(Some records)
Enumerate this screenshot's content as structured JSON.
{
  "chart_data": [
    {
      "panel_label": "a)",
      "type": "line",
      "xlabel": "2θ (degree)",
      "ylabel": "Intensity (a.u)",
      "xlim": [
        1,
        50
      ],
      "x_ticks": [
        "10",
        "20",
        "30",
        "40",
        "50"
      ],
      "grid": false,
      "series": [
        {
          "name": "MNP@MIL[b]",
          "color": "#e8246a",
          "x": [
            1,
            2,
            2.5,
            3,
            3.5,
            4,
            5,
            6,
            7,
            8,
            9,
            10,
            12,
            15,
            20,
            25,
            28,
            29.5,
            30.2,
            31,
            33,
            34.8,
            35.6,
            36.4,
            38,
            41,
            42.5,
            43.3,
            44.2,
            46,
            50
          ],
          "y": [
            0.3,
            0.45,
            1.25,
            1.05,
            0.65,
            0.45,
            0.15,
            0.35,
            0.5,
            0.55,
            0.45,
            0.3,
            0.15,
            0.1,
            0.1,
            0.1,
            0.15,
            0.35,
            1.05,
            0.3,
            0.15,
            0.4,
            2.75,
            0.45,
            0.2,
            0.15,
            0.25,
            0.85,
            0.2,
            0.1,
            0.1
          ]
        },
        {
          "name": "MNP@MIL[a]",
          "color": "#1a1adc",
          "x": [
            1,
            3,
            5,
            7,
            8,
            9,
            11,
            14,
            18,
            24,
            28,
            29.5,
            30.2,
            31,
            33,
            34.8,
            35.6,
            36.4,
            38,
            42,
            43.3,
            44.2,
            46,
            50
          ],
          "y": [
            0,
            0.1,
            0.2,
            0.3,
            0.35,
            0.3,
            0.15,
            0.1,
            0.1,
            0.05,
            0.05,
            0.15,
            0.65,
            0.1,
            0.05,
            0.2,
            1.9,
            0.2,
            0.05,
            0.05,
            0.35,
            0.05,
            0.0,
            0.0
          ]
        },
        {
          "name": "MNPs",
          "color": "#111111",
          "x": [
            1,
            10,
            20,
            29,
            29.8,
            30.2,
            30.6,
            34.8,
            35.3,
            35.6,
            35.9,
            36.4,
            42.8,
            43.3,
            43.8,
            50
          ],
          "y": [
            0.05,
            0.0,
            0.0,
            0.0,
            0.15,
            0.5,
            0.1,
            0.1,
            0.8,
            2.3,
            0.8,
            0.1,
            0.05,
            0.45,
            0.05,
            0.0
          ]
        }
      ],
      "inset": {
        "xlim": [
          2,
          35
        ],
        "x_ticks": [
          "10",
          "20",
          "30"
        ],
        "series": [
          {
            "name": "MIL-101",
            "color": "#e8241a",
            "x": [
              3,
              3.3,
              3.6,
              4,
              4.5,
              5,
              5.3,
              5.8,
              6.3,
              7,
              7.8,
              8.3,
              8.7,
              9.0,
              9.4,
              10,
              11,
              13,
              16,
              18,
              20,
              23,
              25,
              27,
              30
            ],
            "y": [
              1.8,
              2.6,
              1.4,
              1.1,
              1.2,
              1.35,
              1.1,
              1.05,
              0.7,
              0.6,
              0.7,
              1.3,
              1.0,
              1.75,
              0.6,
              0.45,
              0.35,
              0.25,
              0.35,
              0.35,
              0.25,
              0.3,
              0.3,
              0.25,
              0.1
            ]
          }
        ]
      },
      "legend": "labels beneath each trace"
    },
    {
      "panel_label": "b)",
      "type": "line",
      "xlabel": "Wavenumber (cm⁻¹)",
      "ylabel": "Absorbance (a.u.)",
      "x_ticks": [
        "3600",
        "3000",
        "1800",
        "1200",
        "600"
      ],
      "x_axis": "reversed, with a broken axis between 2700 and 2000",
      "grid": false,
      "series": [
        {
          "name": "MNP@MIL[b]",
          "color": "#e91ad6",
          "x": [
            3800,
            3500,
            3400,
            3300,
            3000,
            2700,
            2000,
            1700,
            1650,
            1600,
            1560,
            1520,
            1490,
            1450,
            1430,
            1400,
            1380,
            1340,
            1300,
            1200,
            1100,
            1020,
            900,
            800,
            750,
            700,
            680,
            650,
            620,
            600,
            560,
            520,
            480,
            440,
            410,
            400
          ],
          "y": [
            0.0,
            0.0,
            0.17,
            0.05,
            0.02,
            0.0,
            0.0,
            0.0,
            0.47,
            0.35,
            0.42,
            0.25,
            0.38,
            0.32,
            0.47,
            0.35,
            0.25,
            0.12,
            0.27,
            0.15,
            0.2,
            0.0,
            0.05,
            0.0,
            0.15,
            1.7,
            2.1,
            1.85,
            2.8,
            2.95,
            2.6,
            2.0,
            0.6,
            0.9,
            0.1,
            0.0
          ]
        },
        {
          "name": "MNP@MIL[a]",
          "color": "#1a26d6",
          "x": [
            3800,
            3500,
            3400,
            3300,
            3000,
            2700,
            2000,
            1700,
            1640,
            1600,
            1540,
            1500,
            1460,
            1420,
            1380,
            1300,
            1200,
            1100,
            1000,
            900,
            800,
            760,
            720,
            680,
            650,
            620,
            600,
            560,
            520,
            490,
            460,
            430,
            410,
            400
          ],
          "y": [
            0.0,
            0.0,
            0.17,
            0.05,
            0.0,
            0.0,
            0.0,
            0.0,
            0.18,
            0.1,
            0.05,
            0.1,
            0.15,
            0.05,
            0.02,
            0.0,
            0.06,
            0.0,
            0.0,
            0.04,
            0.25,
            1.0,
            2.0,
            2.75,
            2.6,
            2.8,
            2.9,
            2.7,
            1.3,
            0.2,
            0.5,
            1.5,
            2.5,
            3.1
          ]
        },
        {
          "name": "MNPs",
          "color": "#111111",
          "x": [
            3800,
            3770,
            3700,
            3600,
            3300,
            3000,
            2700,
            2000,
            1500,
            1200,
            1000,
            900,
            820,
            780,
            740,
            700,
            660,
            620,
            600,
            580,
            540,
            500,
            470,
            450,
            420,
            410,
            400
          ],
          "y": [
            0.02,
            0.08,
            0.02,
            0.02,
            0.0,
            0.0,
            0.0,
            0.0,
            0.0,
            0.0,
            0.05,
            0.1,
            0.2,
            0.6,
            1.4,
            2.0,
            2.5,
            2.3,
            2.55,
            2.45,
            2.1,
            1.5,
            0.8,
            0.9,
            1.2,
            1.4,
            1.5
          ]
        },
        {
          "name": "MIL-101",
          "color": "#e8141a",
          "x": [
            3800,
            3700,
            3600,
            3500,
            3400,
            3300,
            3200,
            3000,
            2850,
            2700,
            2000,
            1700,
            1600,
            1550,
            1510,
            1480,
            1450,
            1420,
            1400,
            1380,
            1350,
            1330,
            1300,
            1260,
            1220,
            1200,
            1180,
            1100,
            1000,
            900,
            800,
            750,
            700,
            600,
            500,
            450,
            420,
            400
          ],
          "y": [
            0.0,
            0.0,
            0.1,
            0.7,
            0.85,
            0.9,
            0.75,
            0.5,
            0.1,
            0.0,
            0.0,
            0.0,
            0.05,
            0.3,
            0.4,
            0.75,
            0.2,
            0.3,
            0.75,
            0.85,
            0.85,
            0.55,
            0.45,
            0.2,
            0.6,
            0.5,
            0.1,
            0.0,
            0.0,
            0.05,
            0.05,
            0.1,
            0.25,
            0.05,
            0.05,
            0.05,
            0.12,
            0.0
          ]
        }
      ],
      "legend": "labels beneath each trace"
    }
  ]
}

§ **Instructions for the task**: Above are the records; retype them all without a single difference.

§ **Result of the exercise**:
Enumerate this screenshot's content as structured JSON.
{
  "chart_data": [
    {
      "panel_label": "a)",
      "type": "line",
      "xlabel": "2θ (degree)",
      "ylabel": "Intensity (a.u)",
      "xlim": [
        1,
        50
      ],
      "x_ticks": [
        "10",
        "20",
        "30",
        "40",
        "50"
      ],
      "grid": false,
      "series": [
        {
          "name": "MNP@MIL[b]",
          "color": "#e8246a",
          "x": [
            1,
            2,
            2.5,
            3,
            3.5,
            4,
            5,
            6,
            7,
            8,
            9,
            10,
            12,
            15,
            20,
            25,
            28,
            29.5,
            30.2,
            31,
            33,
            34.8,
            35.6,
            36.4,
            38,
            41,
            42.5,
            43.3,
            44.2,
            46,
            50
          ],
          "y": [
            0.3,
            0.45,
            1.25,
            1.05,
            0.65,
            0.45,
            0.15,
            0.35,
            0.5,
            0.55,
            0.45,
            0.3,
            0.15,
            0.1,
            0.1,
            0.1,
            0.15,
            0.35,
            1.05,
            0.3,
            0.15,
            0.4,
            2.75,
            0.45,
            0.2,
            0.15,
            0.25,
            0.85,
            0.2,
            0.1,
            0.1
          ]
        },
        {
          "name": "MNP@MIL[a]",
          "color": "#1a1adc",
          "x": [
            1,
            3,
            5,
            7,
            8,
            9,
            11,
            14,
            18,
            24,
            28,
            29.5,
            30.2,
            31,
            33,
            34.8,
            35.6,
            36.4,
            38,
            42,
            43.3,
            44.2,
            46,
            50
          ],
          "y": [
            0,
            0.1,
            0.2,
            0.3,
            0.35,
            0.3,
            0.15,
            0.1,
            0.1,
            0.05,
            0.05,
            0.15,
            0.65,
            0.1,
            0.05,
            0.2,
            1.9,
            0.2,
            0.05,
            0.05,
            0.35,
            0.05,
            0.0,
            0.0
          ]
        },
        {
          "name": "MNPs",
          "color": "#111111",
          "x": [
            1,
            10,
            20,
            29,
            29.8,
            30.2,
            30.6,
            34.8,
            35.3,
            35.6,
            35.9,
            36.4,
            42.8,
            43.3,
            43.8,
            50
          ],
          "y": [
            0.05,
            0.0,
            0.0,
            0.0,
            0.15,
            0.5,
            0.1,
            0.1,
            0.8,
            2.3,
            0.8,
            0.1,
            0.05,
            0.45,
            0.05,
            0.0
          ]
        }
      ],
      "inset": {
        "xlim": [
          2,
          35
        ],
        "x_ticks": [
          "10",
          "20",
          "30"
        ],
        "series": [
          {
            "name": "MIL-101",
            "color": "#e8241a",
            "x": [
              3,
              3.3,
              3.6,
              4,
              4.5,
              5,
              5.3,
              5.8,
              6.3,
              7,
              7.8,
              8.3,
              8.7,
              9.0,
              9.4,
              10,
              11,
              13,
              16,
              18,
              20,
              23,
              25,
              27,
              30
            ],
            "y": [
              1.8,
              2.6,
              1.4,
              1.1,
              1.2,
              1.35,
              1.1,
              1.05,
              0.7,
              0.6,
              0.7,
              1.3,
              1.0,
              1.75,
              0.6,
              0.45,
              0.35,
              0.25,
              0.35,
              0.35,
              0.25,
              0.3,
              0.3,
              0.25,
              0.1
            ]
          }
        ]
      },
      "legend": "labels beneath each trace"
    },
    {
      "panel_label": "b)",
      "type": "line",
      "xlabel": "Wavenumber (cm⁻¹)",
      "ylabel": "Absorbance (a.u.)",
      "x_ticks": [
        "3600",
        "3000",
        "1800",
        "1200",
        "600"
      ],
      "x_axis": "reversed, with a broken axis between 2700 and 2000",
      "grid": false,
      "series": [
        {
          "name": "MNP@MIL[b]",
          "color": "#e91ad6",
          "x": [
            3800,
            3500,
            3400,
            3300,
            3000,
            2700,
            2000,
            1700,
            1650,
            1600,
            1560,
            1520,
            1490,
            1450,
            1430,
            1400,
            1380,
            1340,
            1300,
            1200,
            1100,
            1020,
            900,
            800,
            750,
            700,
            680,
            650,
            620,
            600,
            560,
            520,
            480,
            440,
            410,
            400
          ],
          "y": [
            0.0,
            0.0,
            0.17,
            0.05,
            0.02,
            0.0,
            0.0,
            0.0,
            0.47,
            0.35,
            0.42,
            0.25,
            0.38,
            0.32,
            0.47,
            0.35,
            0.25,
            0.12,
            0.27,
            0.15,
            0.2,
            0.0,
            0.05,
            0.0,
            0.15,
            1.7,
            2.1,
            1.85,
            2.8,
            2.95,
            2.6,
            2.0,
            0.6,
            0.9,
            0.1,
            0.0
          ]
        },
        {
          "name": "MNP@MIL[a]",
          "color": "#1a26d6",
          "x": [
            3800,
            3500,
            3400,
            3300,
            3000,
            2700,
            2000,
            1700,
            1640,
            1600,
            1540,
            1500,
            1460,
            1420,
            1380,
            1300,
            1200,
            1100,
            1000,
            900,
            800,
            760,
            720,
            680,
            650,
            620,
            600,
            560,
            520,
            490,
            460,
            430,
            410,
            400
          ],
          "y": [
            0.0,
            0.0,
            0.17,
            0.05,
            0.0,
            0.0,
            0.0,
            0.0,
            0.18,
            0.1,
            0.05,
            0.1,
            0.15,
            0.05,
            0.02,
            0.0,
            0.06,
            0.0,
            0.0,
            0.04,
            0.25,
            1.0,
            2.0,
            2.75,
            2.6,
            2.8,
            2.9,
            2.7,
            1.3,
            0.2,
            0.5,
            1.5,
            2.5,
            3.1
          ]
        },
        {
          "name": "MNPs",
          "color": "#111111",
          "x": [
            3800,
            3770,
            3700,
            3600,
            3300,
            3000,
            2700,
            2000,
            1500,
            1200,
            1000,
            900,
            820,
            780,
            740,
            700,
            660,
            620,
            600,
            580,
            540,
            500,
            470,
            450,
            420,
            410,
            400
          ],
          "y": [
            0.02,
            0.08,
            0.02,
            0.02,
            0.0,
            0.0,
            0.0,
            0.0,
            0.0,
            0.0,
            0.05,
            0.1,
            0.2,
            0.6,
            1.4,
            2.0,
            2.5,
            2.3,
            2.55,
            2.45,
            2.1,
            1.5,
            0.8,
            0.9,
            1.2,
            1.4,
            1.5
          ]
        },
        {
          "name": "MIL-101",
          "color": "#e8141a",
          "x": [
            3800,
            3700,
            3600,
            3500,
            3400,
            3300,
            3200,
            3000,
            2850,
            2700,
            2000,
            1700,
            1600,
            1550,
            1510,
            1480,
            1450,
            1420,
            1400,
            1380,
            1350,
            1330,
            1300,
            1260,
            1220,
            1200,
            1180,
            1100,
            1000,
            900,
            800,
            750,
            700,
            600,
            500,
            450,
            420,
            400
          ],
          "y": [
            0.0,
            0.0,
            0.1,
            0.7,
            0.85,
            0.9,
            0.75,
            0.5,
            0.1,
            0.0,
            0.0,
            0.0,
            0.05,
            0.3,
            0.4,
            0.75,
            0.2,
            0.3,
            0.75,
            0.85,
            0.85,
            0.55,
            0.45,
            0.2,
            0.6,
            0.5,
            0.1,
            0.0,
            0.0,
            0.05,
            0.05,
            0.1,
            0.25,
            0.05,
            0.05,
            0.05,
            0.12,
            0.0
          ]
        }
      ],
      "legend": "labels beneath each trace"
    }
  ]
}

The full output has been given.